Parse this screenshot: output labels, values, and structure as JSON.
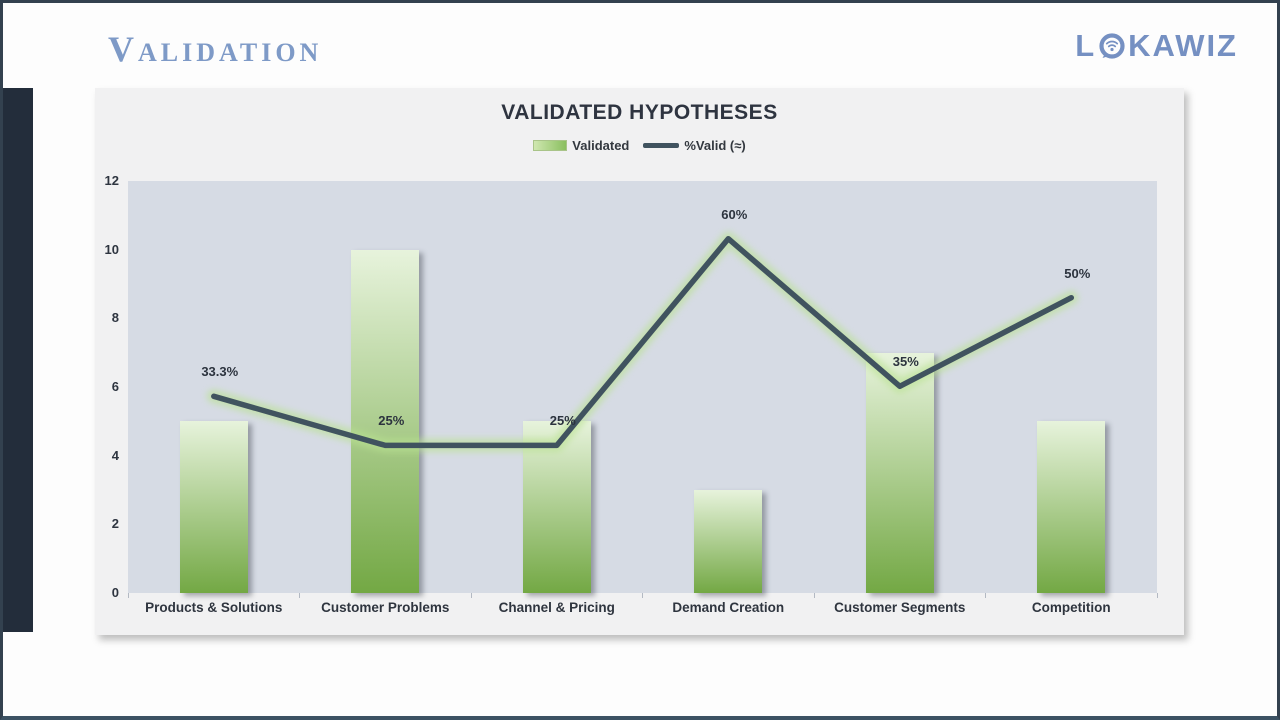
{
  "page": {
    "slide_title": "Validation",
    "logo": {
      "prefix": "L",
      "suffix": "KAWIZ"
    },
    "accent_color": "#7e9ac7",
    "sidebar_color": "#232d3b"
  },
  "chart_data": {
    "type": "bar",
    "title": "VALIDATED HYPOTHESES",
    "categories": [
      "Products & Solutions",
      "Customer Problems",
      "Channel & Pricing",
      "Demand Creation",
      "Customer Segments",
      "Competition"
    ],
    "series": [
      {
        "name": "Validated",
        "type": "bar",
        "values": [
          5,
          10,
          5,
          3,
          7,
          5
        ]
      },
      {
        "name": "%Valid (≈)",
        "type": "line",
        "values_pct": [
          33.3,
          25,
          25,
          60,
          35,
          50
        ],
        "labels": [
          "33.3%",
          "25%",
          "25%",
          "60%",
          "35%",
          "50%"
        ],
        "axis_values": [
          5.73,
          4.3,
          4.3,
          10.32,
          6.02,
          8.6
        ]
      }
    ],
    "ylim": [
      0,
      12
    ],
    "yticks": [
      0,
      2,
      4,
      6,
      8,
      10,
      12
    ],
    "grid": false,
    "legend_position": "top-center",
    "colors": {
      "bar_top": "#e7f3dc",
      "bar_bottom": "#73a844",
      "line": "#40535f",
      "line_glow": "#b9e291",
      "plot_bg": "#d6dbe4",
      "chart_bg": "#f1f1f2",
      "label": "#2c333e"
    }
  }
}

____________

__TASK PROMPT__:
Repeat all of the entries word for word, but omit the pictures.

__RIGHT ANSWER__:
Parse this screenshot: output labels, values, and structure as JSON.
{
  "page": {
    "slide_title": "Validation",
    "logo": {
      "prefix": "L",
      "suffix": "KAWIZ"
    },
    "accent_color": "#7e9ac7",
    "sidebar_color": "#232d3b"
  },
  "chart_data": {
    "type": "bar",
    "title": "VALIDATED HYPOTHESES",
    "categories": [
      "Products & Solutions",
      "Customer Problems",
      "Channel & Pricing",
      "Demand Creation",
      "Customer Segments",
      "Competition"
    ],
    "series": [
      {
        "name": "Validated",
        "type": "bar",
        "values": [
          5,
          10,
          5,
          3,
          7,
          5
        ]
      },
      {
        "name": "%Valid (≈)",
        "type": "line",
        "values_pct": [
          33.3,
          25,
          25,
          60,
          35,
          50
        ],
        "labels": [
          "33.3%",
          "25%",
          "25%",
          "60%",
          "35%",
          "50%"
        ],
        "axis_values": [
          5.73,
          4.3,
          4.3,
          10.32,
          6.02,
          8.6
        ]
      }
    ],
    "ylim": [
      0,
      12
    ],
    "yticks": [
      0,
      2,
      4,
      6,
      8,
      10,
      12
    ],
    "grid": false,
    "legend_position": "top-center",
    "colors": {
      "bar_top": "#e7f3dc",
      "bar_bottom": "#73a844",
      "line": "#40535f",
      "line_glow": "#b9e291",
      "plot_bg": "#d6dbe4",
      "chart_bg": "#f1f1f2",
      "label": "#2c333e"
    }
  }
}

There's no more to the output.